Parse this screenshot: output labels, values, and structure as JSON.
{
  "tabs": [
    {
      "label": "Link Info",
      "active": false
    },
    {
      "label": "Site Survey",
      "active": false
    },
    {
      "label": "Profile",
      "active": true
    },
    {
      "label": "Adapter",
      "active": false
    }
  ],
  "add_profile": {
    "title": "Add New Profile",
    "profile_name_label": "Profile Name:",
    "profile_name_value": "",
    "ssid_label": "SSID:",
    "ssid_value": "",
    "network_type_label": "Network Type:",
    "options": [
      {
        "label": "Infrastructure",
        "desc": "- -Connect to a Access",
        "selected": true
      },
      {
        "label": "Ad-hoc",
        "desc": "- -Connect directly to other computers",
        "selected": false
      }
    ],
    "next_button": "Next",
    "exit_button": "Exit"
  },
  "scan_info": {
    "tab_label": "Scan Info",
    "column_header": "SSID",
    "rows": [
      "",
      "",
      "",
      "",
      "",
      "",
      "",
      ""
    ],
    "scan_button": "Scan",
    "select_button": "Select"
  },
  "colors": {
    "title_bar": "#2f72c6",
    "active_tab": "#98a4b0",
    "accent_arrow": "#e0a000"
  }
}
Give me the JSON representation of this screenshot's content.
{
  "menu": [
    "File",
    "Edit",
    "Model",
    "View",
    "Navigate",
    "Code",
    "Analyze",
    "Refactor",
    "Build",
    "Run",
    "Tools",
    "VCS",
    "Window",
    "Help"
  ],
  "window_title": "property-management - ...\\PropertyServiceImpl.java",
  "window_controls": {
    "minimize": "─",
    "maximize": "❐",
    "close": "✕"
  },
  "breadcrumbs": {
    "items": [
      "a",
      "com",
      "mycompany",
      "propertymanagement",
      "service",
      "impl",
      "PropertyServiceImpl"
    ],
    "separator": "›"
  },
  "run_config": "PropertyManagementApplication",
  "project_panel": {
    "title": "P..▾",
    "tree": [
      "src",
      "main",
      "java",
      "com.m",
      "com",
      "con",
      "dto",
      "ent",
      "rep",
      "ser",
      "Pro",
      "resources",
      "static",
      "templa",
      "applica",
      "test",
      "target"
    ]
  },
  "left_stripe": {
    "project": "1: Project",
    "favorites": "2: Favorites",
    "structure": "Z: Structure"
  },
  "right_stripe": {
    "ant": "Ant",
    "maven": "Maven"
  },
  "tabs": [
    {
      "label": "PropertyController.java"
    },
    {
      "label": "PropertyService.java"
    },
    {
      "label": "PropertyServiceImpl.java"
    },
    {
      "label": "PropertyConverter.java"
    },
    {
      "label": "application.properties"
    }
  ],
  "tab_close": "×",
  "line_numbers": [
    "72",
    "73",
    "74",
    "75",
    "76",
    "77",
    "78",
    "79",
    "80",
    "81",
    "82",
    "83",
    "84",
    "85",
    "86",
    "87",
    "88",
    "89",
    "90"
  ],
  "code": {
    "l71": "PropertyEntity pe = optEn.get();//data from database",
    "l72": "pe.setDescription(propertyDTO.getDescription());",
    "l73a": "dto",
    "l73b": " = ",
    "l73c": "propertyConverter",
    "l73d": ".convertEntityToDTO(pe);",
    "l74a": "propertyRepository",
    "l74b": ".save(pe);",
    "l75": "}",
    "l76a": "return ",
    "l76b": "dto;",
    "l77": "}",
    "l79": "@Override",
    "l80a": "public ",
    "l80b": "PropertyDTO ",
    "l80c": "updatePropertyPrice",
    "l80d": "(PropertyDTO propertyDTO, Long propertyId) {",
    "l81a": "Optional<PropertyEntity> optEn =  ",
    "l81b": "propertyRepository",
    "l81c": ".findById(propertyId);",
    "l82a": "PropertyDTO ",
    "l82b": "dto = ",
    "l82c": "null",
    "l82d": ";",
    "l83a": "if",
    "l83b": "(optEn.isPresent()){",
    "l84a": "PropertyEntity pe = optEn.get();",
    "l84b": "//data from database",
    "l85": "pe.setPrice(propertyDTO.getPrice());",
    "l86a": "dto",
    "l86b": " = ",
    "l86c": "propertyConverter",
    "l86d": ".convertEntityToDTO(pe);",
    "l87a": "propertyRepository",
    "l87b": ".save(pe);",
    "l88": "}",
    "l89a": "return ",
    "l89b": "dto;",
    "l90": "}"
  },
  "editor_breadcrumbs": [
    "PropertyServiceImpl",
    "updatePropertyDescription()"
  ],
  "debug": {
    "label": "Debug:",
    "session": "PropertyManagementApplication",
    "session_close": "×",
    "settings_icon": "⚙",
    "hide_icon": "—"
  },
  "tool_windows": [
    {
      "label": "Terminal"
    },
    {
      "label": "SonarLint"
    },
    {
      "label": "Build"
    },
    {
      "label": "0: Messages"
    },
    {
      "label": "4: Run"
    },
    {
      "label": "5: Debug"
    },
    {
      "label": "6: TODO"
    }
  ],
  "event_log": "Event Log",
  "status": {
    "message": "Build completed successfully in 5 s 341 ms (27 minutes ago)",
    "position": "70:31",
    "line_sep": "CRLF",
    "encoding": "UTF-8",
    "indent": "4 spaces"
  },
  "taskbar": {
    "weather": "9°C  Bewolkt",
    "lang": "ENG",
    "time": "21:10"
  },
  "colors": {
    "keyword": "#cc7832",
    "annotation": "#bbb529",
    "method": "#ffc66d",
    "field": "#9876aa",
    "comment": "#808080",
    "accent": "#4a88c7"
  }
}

::::::::

= What is needed =
Copy out all of the records above with nothing altered.

= The completed task =
Parse this screenshot: output labels, values, and structure as JSON.
{
  "tabs": [
    {
      "label": "Link Info",
      "active": false
    },
    {
      "label": "Site Survey",
      "active": false
    },
    {
      "label": "Profile",
      "active": true
    },
    {
      "label": "Adapter",
      "active": false
    }
  ],
  "add_profile": {
    "title": "Add New Profile",
    "profile_name_label": "Profile Name:",
    "profile_name_value": "",
    "ssid_label": "SSID:",
    "ssid_value": "",
    "network_type_label": "Network Type:",
    "options": [
      {
        "label": "Infrastructure",
        "desc": "- -Connect to a Access",
        "selected": true
      },
      {
        "label": "Ad-hoc",
        "desc": "- -Connect directly to other computers",
        "selected": false
      }
    ],
    "next_button": "Next",
    "exit_button": "Exit"
  },
  "scan_info": {
    "tab_label": "Scan Info",
    "column_header": "SSID",
    "rows": [
      "",
      "",
      "",
      "",
      "",
      "",
      "",
      ""
    ],
    "scan_button": "Scan",
    "select_button": "Select"
  },
  "colors": {
    "title_bar": "#2f72c6",
    "active_tab": "#98a4b0",
    "accent_arrow": "#e0a000"
  }
}
Give me the JSON representation of this screenshot's content.
{
  "menu": [
    "File",
    "Edit",
    "Model",
    "View",
    "Navigate",
    "Code",
    "Analyze",
    "Refactor",
    "Build",
    "Run",
    "Tools",
    "VCS",
    "Window",
    "Help"
  ],
  "window_title": "property-management - ...\\PropertyServiceImpl.java",
  "window_controls": {
    "minimize": "─",
    "maximize": "❐",
    "close": "✕"
  },
  "breadcrumbs": {
    "items": [
      "a",
      "com",
      "mycompany",
      "propertymanagement",
      "service",
      "impl",
      "PropertyServiceImpl"
    ],
    "separator": "›"
  },
  "run_config": "PropertyManagementApplication",
  "project_panel": {
    "title": "P..▾",
    "tree": [
      "src",
      "main",
      "java",
      "com.m",
      "com",
      "con",
      "dto",
      "ent",
      "rep",
      "ser",
      "Pro",
      "resources",
      "static",
      "templa",
      "applica",
      "test",
      "target"
    ]
  },
  "left_stripe": {
    "project": "1: Project",
    "favorites": "2: Favorites",
    "structure": "Z: Structure"
  },
  "right_stripe": {
    "ant": "Ant",
    "maven": "Maven"
  },
  "tabs": [
    {
      "label": "PropertyController.java"
    },
    {
      "label": "PropertyService.java"
    },
    {
      "label": "PropertyServiceImpl.java"
    },
    {
      "label": "PropertyConverter.java"
    },
    {
      "label": "application.properties"
    }
  ],
  "tab_close": "×",
  "line_numbers": [
    "72",
    "73",
    "74",
    "75",
    "76",
    "77",
    "78",
    "79",
    "80",
    "81",
    "82",
    "83",
    "84",
    "85",
    "86",
    "87",
    "88",
    "89",
    "90"
  ],
  "code": {
    "l71": "PropertyEntity pe = optEn.get();//data from database",
    "l72": "pe.setDescription(propertyDTO.getDescription());",
    "l73a": "dto",
    "l73b": " = ",
    "l73c": "propertyConverter",
    "l73d": ".convertEntityToDTO(pe);",
    "l74a": "propertyRepository",
    "l74b": ".save(pe);",
    "l75": "}",
    "l76a": "return ",
    "l76b": "dto;",
    "l77": "}",
    "l79": "@Override",
    "l80a": "public ",
    "l80b": "PropertyDTO ",
    "l80c": "updatePropertyPrice",
    "l80d": "(PropertyDTO propertyDTO, Long propertyId) {",
    "l81a": "Optional<PropertyEntity> optEn =  ",
    "l81b": "propertyRepository",
    "l81c": ".findById(propertyId);",
    "l82a": "PropertyDTO ",
    "l82b": "dto = ",
    "l82c": "null",
    "l82d": ";",
    "l83a": "if",
    "l83b": "(optEn.isPresent()){",
    "l84a": "PropertyEntity pe = optEn.get();",
    "l84b": "//data from database",
    "l85": "pe.setPrice(propertyDTO.getPrice());",
    "l86a": "dto",
    "l86b": " = ",
    "l86c": "propertyConverter",
    "l86d": ".convertEntityToDTO(pe);",
    "l87a": "propertyRepository",
    "l87b": ".save(pe);",
    "l88": "}",
    "l89a": "return ",
    "l89b": "dto;",
    "l90": "}"
  },
  "editor_breadcrumbs": [
    "PropertyServiceImpl",
    "updatePropertyDescription()"
  ],
  "debug": {
    "label": "Debug:",
    "session": "PropertyManagementApplication",
    "session_close": "×",
    "settings_icon": "⚙",
    "hide_icon": "—"
  },
  "tool_windows": [
    {
      "label": "Terminal"
    },
    {
      "label": "SonarLint"
    },
    {
      "label": "Build"
    },
    {
      "label": "0: Messages"
    },
    {
      "label": "4: Run"
    },
    {
      "label": "5: Debug"
    },
    {
      "label": "6: TODO"
    }
  ],
  "event_log": "Event Log",
  "status": {
    "message": "Build completed successfully in 5 s 341 ms (27 minutes ago)",
    "position": "70:31",
    "line_sep": "CRLF",
    "encoding": "UTF-8",
    "indent": "4 spaces"
  },
  "taskbar": {
    "weather": "9°C  Bewolkt",
    "lang": "ENG",
    "time": "21:10"
  },
  "colors": {
    "keyword": "#cc7832",
    "annotation": "#bbb529",
    "method": "#ffc66d",
    "field": "#9876aa",
    "comment": "#808080",
    "accent": "#4a88c7"
  }
}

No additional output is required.